═══ Extracted material

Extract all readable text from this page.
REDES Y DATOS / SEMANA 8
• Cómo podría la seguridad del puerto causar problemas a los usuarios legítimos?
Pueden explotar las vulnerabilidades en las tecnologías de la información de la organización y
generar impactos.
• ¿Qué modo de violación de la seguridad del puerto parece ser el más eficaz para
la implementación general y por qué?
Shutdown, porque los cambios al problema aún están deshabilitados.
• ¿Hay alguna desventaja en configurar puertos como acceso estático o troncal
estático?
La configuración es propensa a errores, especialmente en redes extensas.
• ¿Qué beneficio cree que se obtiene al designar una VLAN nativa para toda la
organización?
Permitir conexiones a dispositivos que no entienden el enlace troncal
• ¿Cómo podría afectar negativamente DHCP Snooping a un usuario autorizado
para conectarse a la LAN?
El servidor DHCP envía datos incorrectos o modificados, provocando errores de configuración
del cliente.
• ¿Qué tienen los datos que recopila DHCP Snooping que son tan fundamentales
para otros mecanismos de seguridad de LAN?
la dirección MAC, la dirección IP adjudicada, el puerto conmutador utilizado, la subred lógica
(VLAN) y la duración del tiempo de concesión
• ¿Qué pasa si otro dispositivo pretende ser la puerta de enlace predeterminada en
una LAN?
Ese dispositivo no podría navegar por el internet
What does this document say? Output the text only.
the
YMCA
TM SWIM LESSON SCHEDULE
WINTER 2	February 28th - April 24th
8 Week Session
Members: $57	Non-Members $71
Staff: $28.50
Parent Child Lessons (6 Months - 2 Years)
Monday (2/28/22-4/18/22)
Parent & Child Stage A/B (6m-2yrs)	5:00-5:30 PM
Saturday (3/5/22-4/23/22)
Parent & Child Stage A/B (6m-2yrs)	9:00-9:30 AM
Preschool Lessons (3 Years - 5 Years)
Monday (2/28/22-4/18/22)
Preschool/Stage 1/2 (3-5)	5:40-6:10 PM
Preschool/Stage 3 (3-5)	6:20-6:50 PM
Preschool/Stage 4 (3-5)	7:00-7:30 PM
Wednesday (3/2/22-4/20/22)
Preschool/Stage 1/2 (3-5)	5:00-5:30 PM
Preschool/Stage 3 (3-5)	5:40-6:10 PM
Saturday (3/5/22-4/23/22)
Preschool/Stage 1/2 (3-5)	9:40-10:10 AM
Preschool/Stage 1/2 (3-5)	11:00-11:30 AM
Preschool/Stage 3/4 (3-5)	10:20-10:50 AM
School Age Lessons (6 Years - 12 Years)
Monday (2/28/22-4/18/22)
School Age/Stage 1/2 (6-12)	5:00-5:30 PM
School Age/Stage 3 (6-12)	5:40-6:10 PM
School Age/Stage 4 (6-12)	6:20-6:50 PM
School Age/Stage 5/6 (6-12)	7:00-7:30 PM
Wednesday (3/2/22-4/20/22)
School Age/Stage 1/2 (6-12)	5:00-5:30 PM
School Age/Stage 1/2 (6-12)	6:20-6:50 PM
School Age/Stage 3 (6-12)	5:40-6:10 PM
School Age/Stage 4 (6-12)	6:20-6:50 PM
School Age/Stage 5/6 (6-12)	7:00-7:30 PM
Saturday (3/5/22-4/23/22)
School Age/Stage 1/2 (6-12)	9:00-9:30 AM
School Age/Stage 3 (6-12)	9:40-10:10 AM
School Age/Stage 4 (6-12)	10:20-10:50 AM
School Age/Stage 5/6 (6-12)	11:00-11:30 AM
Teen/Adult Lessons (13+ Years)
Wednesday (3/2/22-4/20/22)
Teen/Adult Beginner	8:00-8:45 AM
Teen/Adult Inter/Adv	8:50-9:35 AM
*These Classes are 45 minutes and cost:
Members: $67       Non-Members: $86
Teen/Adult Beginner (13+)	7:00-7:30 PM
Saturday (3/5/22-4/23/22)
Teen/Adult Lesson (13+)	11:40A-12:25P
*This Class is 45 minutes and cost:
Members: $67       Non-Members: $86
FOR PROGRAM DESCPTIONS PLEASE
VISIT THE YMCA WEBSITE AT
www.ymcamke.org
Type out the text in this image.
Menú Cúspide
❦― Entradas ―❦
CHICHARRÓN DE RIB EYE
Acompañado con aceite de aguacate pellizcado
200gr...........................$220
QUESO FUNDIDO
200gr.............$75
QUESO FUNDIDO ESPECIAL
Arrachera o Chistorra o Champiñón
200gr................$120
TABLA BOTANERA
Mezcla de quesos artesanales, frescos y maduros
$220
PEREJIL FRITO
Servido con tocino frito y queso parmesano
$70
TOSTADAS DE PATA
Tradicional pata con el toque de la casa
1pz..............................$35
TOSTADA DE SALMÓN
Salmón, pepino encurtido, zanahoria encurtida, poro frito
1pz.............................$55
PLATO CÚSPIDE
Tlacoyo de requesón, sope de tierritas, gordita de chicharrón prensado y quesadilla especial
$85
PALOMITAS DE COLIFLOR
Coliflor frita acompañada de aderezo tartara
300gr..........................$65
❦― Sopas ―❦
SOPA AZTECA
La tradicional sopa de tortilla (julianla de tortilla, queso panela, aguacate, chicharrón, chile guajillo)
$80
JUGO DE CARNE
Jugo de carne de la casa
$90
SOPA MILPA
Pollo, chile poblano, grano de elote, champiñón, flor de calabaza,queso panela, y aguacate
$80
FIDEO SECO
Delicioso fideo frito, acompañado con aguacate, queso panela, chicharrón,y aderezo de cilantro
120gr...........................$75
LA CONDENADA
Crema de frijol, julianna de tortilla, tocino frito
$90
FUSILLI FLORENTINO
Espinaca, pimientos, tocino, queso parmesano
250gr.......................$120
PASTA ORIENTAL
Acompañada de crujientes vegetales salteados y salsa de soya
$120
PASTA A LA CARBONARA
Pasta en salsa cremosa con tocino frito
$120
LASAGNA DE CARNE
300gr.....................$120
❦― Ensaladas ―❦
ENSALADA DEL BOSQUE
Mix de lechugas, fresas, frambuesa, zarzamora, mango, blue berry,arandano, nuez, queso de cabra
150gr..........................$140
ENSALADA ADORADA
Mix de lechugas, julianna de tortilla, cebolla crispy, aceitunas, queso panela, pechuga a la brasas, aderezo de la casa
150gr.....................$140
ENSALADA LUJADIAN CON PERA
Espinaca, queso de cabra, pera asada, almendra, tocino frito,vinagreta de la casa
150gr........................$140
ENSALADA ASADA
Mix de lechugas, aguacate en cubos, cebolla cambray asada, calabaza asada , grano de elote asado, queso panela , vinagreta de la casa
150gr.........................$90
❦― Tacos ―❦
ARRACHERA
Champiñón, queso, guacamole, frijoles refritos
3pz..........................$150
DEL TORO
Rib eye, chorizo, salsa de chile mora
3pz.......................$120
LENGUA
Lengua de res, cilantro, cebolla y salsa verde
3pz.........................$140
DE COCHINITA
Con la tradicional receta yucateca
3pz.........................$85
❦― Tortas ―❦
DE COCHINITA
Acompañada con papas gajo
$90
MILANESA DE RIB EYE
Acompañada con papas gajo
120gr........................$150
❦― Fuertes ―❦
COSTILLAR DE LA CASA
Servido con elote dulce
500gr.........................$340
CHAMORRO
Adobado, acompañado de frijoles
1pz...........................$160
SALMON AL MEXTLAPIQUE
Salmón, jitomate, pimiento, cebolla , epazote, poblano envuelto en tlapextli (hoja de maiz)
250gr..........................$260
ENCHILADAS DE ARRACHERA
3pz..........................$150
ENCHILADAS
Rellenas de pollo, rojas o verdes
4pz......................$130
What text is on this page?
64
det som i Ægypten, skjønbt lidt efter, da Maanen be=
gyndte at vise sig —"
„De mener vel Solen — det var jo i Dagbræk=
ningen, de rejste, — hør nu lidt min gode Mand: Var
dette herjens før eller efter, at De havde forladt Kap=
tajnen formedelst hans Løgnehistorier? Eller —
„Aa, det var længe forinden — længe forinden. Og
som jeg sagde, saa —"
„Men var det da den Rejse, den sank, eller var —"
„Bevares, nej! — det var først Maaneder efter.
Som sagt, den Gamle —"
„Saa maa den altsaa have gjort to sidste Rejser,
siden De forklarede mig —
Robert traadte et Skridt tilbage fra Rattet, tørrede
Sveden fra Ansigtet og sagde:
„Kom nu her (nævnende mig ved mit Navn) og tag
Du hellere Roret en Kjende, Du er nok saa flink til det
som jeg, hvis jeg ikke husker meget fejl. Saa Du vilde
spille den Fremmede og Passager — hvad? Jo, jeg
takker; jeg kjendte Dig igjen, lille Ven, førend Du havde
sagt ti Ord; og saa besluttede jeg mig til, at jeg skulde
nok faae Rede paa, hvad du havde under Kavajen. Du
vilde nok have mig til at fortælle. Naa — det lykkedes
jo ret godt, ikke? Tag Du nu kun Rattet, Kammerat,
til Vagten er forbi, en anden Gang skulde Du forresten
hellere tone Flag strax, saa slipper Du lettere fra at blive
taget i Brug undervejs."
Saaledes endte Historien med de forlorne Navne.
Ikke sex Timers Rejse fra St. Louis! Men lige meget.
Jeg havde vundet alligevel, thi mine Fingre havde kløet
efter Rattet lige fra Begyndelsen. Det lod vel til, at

══════

[Your objective] Check each line above for the word "configuración", and copy the lines where it appears.

[Finished answer]
La configuración es propensa a errores, especialmente en redes extensas.
El servidor DHCP envía datos incorrectos o modificados, provocando errores de configuración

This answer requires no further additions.